--- THE TASK ---
Skip the pictures. Transcribe the rest of the data below without changing a word.

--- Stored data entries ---
* * * *

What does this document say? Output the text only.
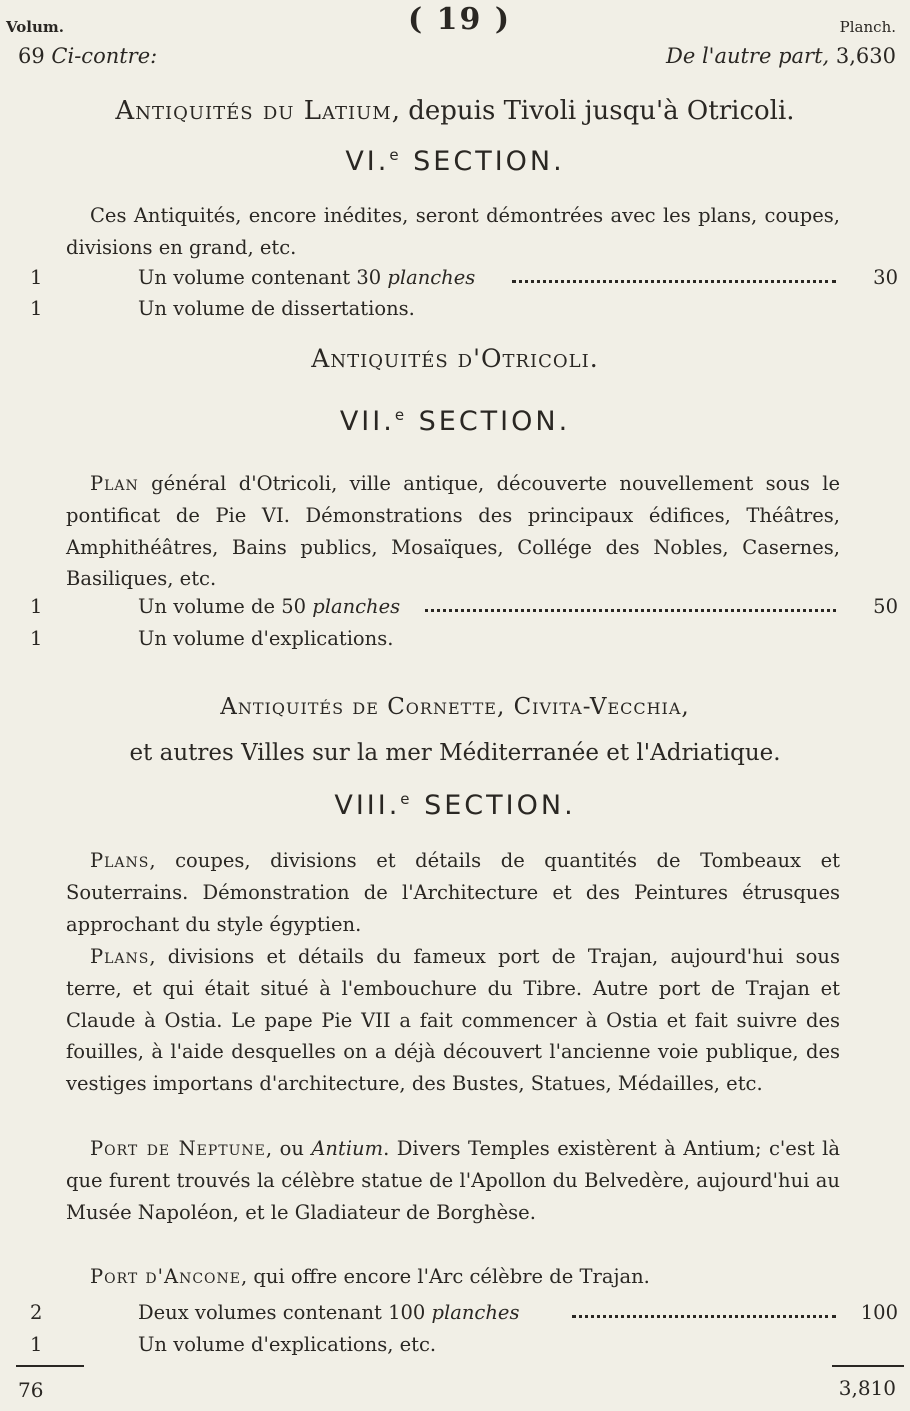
Volum.	( 19 )	Planch.
69 Ci-contre:	De l'autre part, 3,630
Antiquités du Latium, depuis Tivoli jusqu'à Otricoli.
VI.$^e$ SECTION.
Ces Antiquités, encore inédites, seront démontrées avec les plans, coupes, divisions en grand, etc.
1	Un volume contenant 30 planches	30
1	Un volume de dissertations.
Antiquités d'Otricoli.
VII.$^e$ SECTION.
Plan général d'Otricoli, ville antique, découverte nouvellement sous le pontificat de Pie VI. Démonstrations des principaux édifices, Théâtres, Amphithéâtres, Bains publics, Mosaïques, Collége des Nobles, Casernes, Basiliques, etc.
1	Un volume de 50 planches	50
1	Un volume d'explications.
Antiquités de Cornette, Civita-Vecchia,
et autres Villes sur la mer Méditerranée et l'Adriatique.
VIII.$^e$ SECTION.
Plans, coupes, divisions et détails de quantités de Tombeaux et Souterrains. Démonstration de l'Architecture et des Peintures étrusques approchant du style égyptien.
Plans, divisions et détails du fameux port de Trajan, aujourd'hui sous terre, et qui était situé à l'embouchure du Tibre. Autre port de Trajan et Claude à Ostia. Le pape Pie VII a fait commencer à Ostia et fait suivre des fouilles, à l'aide desquelles on a déjà découvert l'ancienne voie publique, des vestiges importans d'architecture, des Bustes, Statues, Médailles, etc.
Port de Neptune, ou Antium. Divers Temples existèrent à Antium; c'est là que furent trouvés la célèbre statue de l'Apollon du Belvedère, aujourd'hui au Musée Napoléon, et le Gladiateur de Borghèse.
Port d'Ancone, qui offre encore l'Arc célèbre de Trajan.
2	Deux volumes contenant 100 planches	100
1	Un volume d'explications, etc.
76	3,810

* * * *

--- SOLUTION TO THIS EXERCISE ---
What does this document say? Output the text only.
Volum.	( 19 )	Planch.
69 Ci-contre:	De l'autre part, 3,630
Antiquités du Latium, depuis Tivoli jusqu'à Otricoli.
VI.$^e$ SECTION.
Ces Antiquités, encore inédites, seront démontrées avec les plans, coupes, divisions en grand, etc.
1	Un volume contenant 30 planches	30
1	Un volume de dissertations.
Antiquités d'Otricoli.
VII.$^e$ SECTION.
Plan général d'Otricoli, ville antique, découverte nouvellement sous le pontificat de Pie VI. Démonstrations des principaux édifices, Théâtres, Amphithéâtres, Bains publics, Mosaïques, Collége des Nobles, Casernes, Basiliques, etc.
1	Un volume de 50 planches	50
1	Un volume d'explications.
Antiquités de Cornette, Civita-Vecchia,
et autres Villes sur la mer Méditerranée et l'Adriatique.
VIII.$^e$ SECTION.
Plans, coupes, divisions et détails de quantités de Tombeaux et Souterrains. Démonstration de l'Architecture et des Peintures étrusques approchant du style égyptien.
Plans, divisions et détails du fameux port de Trajan, aujourd'hui sous terre, et qui était situé à l'embouchure du Tibre. Autre port de Trajan et Claude à Ostia. Le pape Pie VII a fait commencer à Ostia et fait suivre des fouilles, à l'aide desquelles on a déjà découvert l'ancienne voie publique, des vestiges importans d'architecture, des Bustes, Statues, Médailles, etc.
Port de Neptune, ou Antium. Divers Temples existèrent à Antium; c'est là que furent trouvés la célèbre statue de l'Apollon du Belvedère, aujourd'hui au Musée Napoléon, et le Gladiateur de Borghèse.
Port d'Ancone, qui offre encore l'Arc célèbre de Trajan.
2	Deux volumes contenant 100 planches	100
1	Un volume d'explications, etc.
76	3,810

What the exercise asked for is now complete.